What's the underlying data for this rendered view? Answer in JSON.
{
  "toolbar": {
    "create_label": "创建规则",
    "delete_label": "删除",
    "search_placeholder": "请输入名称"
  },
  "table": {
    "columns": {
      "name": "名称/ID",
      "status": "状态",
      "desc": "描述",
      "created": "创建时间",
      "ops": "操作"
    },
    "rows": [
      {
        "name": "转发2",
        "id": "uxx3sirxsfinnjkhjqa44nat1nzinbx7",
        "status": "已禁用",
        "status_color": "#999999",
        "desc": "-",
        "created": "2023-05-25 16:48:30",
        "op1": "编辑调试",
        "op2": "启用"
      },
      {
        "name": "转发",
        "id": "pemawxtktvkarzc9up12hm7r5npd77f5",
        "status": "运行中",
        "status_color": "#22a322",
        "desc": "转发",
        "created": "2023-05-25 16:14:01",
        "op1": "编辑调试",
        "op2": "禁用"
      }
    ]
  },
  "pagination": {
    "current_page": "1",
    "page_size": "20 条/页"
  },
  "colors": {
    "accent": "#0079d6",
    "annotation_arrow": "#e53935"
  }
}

• What is needed: Note how many lines of the material contain the string "created". Then report that number by itself.

• Complete output: 3